*REQUIREMENT:* Among the lines below, list those containing the string "JSON".

*MATERIAL FOR THIS EXERCISE:*
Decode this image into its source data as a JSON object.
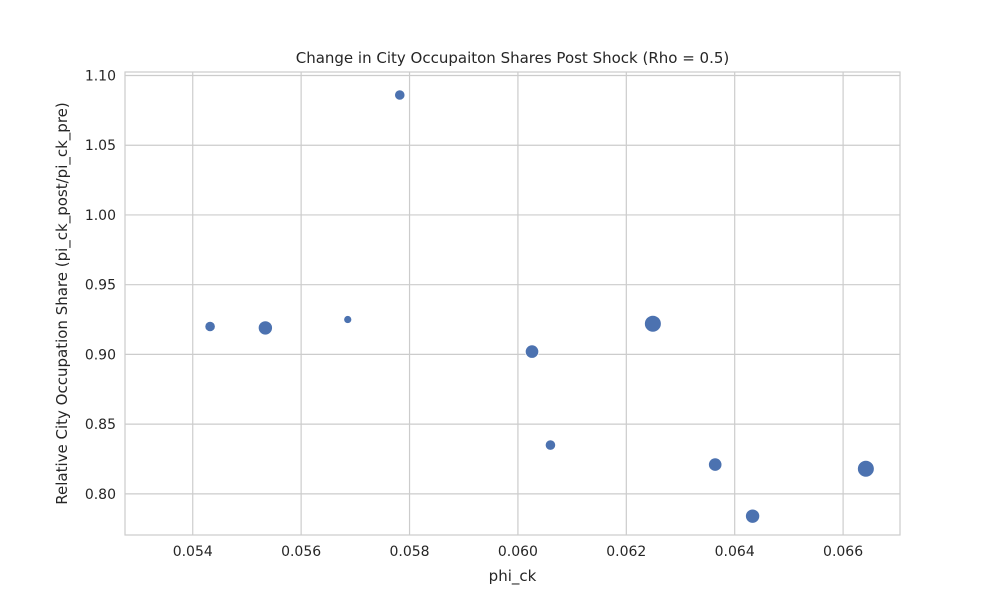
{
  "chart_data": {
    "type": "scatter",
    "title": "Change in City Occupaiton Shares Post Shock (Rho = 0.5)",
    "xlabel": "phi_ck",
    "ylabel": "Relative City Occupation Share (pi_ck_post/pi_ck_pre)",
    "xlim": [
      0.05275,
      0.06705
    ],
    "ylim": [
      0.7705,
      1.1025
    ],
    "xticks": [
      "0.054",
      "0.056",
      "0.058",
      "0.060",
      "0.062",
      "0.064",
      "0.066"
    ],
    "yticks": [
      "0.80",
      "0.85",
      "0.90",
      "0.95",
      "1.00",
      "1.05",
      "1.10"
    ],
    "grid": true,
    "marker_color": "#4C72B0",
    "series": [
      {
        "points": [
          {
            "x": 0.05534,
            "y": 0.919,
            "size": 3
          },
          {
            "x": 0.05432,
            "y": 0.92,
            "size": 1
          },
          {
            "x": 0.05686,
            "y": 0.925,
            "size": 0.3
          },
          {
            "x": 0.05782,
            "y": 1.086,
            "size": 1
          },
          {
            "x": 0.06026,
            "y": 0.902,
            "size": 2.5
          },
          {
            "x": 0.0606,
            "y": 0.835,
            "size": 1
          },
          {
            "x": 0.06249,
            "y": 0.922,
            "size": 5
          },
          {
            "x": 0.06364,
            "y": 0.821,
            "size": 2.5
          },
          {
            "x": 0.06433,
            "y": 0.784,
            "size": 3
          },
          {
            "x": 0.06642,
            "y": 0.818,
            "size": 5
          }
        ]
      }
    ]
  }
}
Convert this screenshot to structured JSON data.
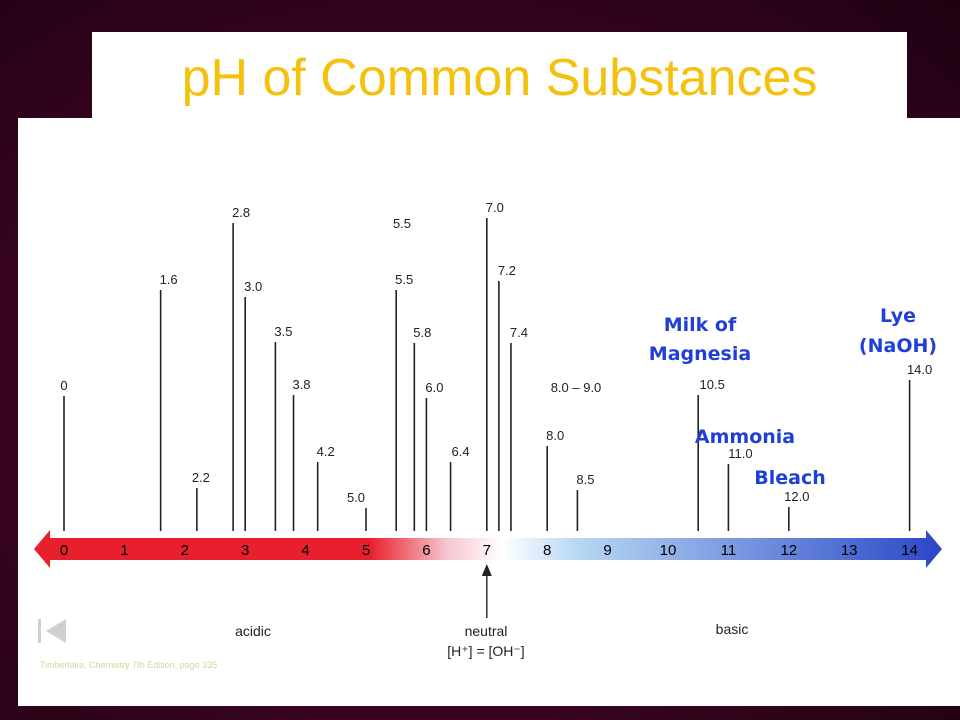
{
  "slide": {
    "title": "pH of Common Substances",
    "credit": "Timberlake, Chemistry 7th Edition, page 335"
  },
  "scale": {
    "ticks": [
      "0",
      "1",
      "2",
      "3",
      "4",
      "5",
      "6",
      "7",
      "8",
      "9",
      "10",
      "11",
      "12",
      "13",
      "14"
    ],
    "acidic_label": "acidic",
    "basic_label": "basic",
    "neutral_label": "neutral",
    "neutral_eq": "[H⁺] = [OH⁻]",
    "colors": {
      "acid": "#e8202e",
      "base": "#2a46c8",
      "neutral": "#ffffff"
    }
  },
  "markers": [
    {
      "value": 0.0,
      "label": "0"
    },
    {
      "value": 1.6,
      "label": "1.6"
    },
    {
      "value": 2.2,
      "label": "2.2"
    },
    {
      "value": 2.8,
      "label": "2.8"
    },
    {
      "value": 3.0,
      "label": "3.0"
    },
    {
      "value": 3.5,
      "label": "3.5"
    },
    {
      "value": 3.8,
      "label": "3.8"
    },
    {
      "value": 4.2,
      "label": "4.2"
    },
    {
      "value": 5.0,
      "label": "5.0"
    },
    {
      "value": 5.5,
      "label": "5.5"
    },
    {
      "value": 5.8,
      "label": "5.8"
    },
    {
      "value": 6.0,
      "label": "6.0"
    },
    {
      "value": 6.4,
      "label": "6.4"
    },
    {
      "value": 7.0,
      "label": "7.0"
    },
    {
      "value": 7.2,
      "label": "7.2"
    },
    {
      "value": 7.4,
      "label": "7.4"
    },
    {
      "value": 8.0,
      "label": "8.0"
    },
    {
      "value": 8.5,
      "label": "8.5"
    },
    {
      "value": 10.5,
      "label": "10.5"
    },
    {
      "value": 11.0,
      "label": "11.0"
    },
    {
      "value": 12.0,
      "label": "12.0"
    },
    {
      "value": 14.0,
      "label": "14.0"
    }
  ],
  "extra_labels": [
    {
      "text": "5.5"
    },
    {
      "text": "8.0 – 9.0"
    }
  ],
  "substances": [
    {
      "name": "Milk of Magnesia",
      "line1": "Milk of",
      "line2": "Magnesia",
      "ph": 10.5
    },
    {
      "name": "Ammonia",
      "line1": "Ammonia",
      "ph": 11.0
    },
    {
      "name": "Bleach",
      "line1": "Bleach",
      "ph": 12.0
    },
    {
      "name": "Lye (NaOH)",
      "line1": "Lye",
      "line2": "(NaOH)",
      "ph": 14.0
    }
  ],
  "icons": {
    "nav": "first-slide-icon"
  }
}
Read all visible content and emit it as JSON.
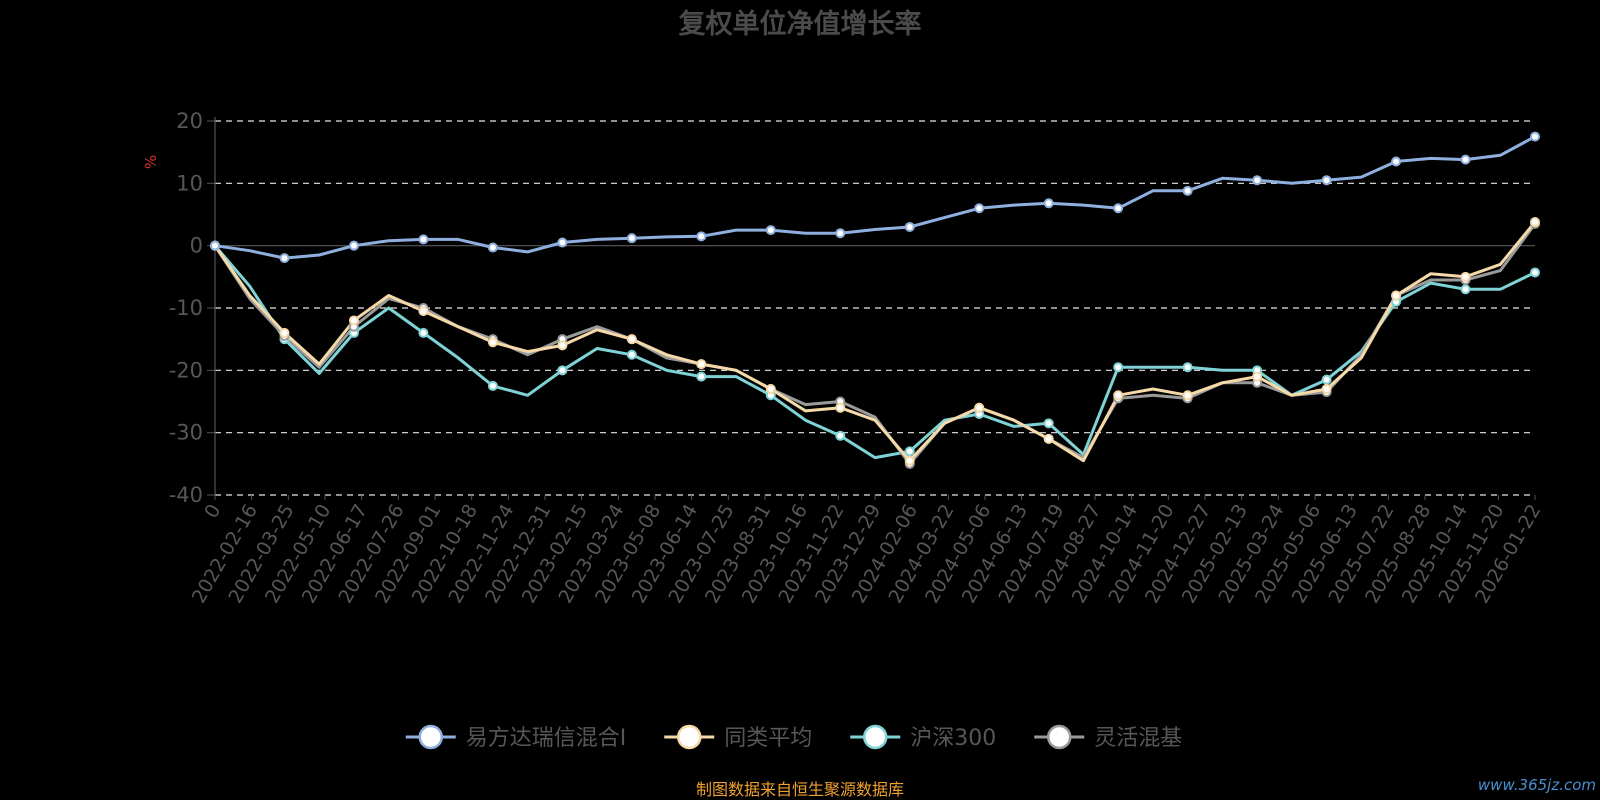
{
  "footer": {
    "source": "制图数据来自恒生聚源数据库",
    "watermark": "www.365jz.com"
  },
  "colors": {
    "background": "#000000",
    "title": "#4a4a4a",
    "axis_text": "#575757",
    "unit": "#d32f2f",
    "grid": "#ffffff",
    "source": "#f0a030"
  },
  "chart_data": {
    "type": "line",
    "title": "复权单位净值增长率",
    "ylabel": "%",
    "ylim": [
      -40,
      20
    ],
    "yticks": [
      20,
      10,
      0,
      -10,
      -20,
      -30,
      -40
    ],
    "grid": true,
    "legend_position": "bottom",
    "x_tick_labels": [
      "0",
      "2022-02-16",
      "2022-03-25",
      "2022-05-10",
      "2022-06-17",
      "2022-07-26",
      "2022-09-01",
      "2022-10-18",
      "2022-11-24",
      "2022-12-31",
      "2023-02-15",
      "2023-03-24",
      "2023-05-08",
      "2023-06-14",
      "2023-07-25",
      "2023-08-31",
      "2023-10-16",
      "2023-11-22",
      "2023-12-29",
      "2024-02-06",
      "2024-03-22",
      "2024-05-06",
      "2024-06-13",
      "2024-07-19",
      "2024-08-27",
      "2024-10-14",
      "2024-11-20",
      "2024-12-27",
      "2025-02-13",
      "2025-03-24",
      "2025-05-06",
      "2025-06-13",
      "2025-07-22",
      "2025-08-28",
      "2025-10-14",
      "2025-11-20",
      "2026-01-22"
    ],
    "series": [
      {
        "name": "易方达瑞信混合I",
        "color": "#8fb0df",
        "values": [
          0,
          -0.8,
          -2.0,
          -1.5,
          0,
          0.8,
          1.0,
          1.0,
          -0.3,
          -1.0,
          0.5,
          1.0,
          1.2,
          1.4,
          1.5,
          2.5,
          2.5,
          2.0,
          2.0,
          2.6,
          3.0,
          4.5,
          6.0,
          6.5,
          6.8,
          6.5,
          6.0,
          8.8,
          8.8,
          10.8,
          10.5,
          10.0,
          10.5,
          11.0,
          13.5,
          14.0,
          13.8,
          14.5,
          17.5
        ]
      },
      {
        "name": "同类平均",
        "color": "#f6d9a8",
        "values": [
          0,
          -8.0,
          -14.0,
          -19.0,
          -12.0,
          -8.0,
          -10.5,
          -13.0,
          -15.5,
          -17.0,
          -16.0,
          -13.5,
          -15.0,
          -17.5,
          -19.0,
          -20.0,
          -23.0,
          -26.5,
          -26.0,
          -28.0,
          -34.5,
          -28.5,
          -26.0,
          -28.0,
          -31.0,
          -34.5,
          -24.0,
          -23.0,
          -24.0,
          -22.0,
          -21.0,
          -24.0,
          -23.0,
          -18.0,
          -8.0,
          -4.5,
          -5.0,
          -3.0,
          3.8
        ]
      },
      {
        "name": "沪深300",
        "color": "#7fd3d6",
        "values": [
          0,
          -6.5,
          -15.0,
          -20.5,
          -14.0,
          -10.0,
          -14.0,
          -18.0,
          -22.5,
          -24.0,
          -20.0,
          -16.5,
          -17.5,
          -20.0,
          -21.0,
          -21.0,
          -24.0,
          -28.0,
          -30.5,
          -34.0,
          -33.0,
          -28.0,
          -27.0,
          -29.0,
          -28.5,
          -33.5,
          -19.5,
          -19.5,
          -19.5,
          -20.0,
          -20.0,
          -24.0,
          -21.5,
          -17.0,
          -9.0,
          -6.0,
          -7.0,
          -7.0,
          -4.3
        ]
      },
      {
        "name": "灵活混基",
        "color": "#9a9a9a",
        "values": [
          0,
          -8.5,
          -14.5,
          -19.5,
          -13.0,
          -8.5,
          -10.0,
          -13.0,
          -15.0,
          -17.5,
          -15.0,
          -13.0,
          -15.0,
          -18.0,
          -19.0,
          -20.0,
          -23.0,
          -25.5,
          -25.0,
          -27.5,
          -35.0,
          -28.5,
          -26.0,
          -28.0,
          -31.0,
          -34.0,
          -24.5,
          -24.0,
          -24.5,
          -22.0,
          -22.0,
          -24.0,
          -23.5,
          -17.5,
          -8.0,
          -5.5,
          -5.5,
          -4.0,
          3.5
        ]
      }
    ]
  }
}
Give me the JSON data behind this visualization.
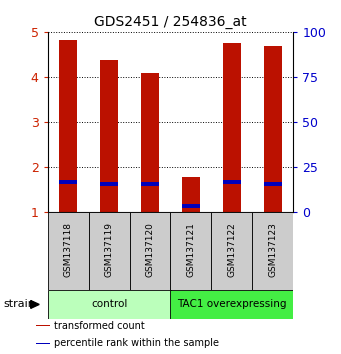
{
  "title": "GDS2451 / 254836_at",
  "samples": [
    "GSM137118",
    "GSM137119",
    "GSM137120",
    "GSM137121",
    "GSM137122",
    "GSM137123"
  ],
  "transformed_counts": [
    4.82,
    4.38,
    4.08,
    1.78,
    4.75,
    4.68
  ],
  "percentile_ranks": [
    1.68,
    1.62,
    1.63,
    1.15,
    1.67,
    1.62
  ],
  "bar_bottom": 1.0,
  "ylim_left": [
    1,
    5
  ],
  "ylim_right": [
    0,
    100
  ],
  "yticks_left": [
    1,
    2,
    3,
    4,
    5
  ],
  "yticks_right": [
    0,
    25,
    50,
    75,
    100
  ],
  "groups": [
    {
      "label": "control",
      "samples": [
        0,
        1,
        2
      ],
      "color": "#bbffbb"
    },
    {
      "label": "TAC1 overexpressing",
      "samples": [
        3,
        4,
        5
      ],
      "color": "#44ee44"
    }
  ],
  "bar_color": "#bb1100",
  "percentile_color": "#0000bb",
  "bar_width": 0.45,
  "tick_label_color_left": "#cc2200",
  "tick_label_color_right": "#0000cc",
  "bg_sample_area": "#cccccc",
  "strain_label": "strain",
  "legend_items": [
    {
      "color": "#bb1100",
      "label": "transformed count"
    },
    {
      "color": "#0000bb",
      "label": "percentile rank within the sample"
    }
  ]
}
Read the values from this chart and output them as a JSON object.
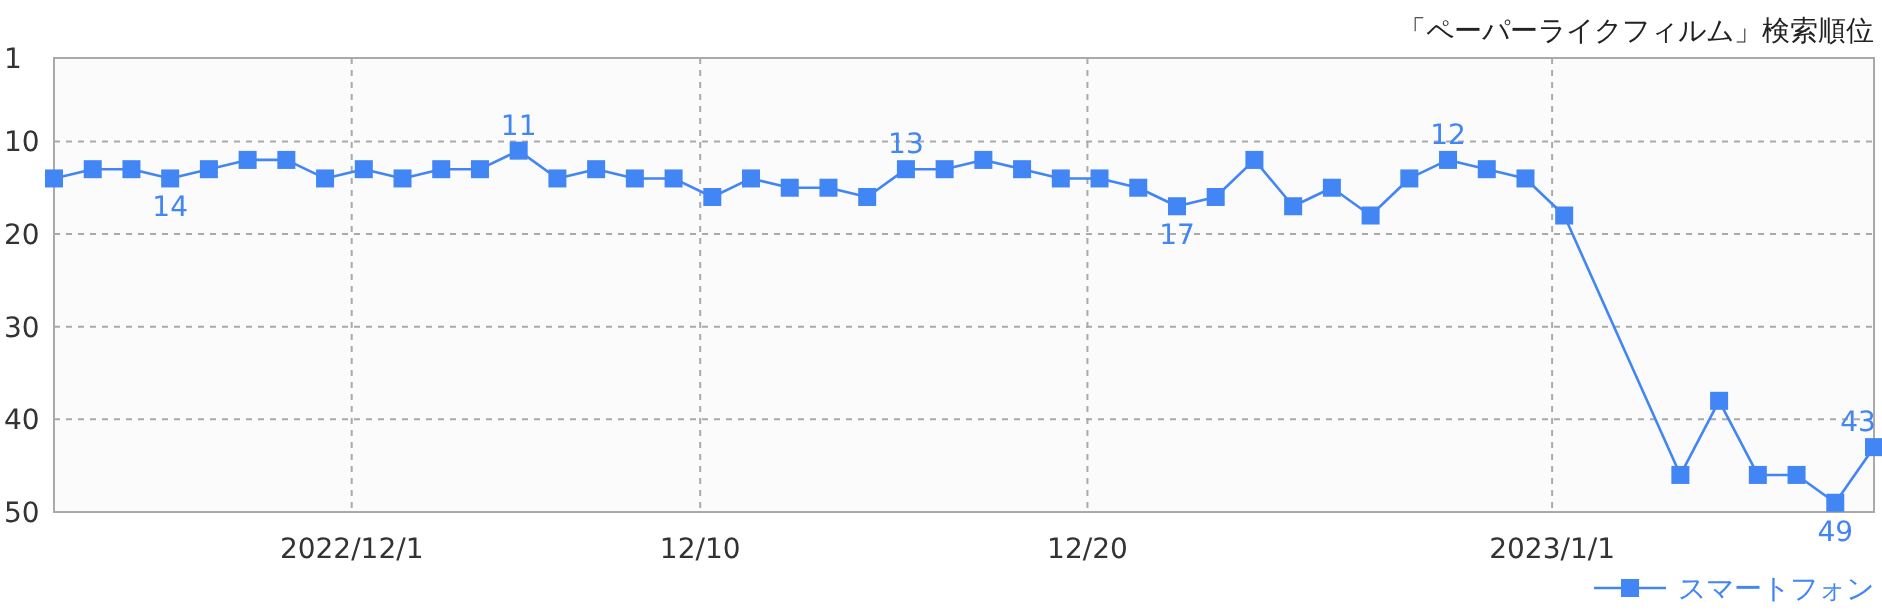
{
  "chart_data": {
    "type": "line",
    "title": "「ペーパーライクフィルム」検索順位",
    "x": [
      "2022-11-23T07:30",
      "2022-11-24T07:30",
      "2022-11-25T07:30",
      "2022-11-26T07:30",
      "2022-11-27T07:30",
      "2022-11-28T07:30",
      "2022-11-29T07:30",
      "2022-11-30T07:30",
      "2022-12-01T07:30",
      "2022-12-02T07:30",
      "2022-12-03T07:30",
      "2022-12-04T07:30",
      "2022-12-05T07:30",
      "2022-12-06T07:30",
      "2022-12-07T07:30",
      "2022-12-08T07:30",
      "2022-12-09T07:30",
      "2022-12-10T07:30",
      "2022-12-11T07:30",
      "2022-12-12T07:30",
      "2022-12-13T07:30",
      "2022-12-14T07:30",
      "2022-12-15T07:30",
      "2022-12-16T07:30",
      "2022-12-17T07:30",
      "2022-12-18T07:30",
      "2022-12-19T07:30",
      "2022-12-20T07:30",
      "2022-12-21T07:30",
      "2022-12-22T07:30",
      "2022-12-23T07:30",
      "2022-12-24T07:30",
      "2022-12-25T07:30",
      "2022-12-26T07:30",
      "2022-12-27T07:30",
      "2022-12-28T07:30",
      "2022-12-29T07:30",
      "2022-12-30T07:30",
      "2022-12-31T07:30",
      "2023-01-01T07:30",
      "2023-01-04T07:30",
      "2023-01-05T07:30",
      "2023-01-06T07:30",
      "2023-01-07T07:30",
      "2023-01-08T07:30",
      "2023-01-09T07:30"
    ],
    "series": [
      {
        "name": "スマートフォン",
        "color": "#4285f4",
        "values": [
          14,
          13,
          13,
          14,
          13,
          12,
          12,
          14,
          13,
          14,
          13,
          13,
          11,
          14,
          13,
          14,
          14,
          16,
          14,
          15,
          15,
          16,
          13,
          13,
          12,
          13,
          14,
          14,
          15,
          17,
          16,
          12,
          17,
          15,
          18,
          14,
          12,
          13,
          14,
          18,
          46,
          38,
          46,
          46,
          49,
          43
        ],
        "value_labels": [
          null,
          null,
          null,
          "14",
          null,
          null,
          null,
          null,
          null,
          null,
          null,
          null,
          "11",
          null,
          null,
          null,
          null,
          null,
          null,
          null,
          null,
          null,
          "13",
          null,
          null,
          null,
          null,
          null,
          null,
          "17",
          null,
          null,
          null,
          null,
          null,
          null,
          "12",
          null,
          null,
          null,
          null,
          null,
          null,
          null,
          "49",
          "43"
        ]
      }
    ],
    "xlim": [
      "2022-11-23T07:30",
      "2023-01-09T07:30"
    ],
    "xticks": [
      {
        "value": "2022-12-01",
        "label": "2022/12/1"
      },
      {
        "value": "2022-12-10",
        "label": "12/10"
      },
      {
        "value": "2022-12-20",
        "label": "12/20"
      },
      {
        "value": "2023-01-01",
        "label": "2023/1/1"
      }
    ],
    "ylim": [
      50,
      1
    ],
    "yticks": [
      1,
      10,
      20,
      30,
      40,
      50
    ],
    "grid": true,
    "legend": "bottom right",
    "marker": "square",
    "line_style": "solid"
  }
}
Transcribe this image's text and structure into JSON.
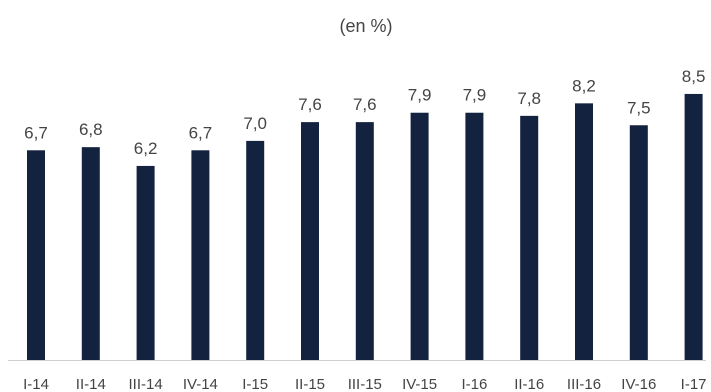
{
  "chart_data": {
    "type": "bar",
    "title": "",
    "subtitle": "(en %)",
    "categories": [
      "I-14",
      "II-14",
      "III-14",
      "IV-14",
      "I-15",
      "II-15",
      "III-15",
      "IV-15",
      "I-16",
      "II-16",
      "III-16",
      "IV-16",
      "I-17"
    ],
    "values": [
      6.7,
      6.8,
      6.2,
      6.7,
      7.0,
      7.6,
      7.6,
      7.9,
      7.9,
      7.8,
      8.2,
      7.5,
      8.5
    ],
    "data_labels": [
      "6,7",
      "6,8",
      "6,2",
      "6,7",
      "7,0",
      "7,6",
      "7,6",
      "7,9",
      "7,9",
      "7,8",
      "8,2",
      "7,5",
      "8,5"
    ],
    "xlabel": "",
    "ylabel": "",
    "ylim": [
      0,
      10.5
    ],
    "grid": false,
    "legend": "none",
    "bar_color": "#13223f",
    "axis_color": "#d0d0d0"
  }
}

*ANSWER TO THIS EXERCISE:*
Decode this image into its source data as a JSON object.
Convert this screenshot to structured JSON data.
Read all visible content and emit it as JSON.
Give me the JSON data behind this visualization.
Read the values from this chart and output them as a JSON object.
Transcribe this image's text and structure into JSON.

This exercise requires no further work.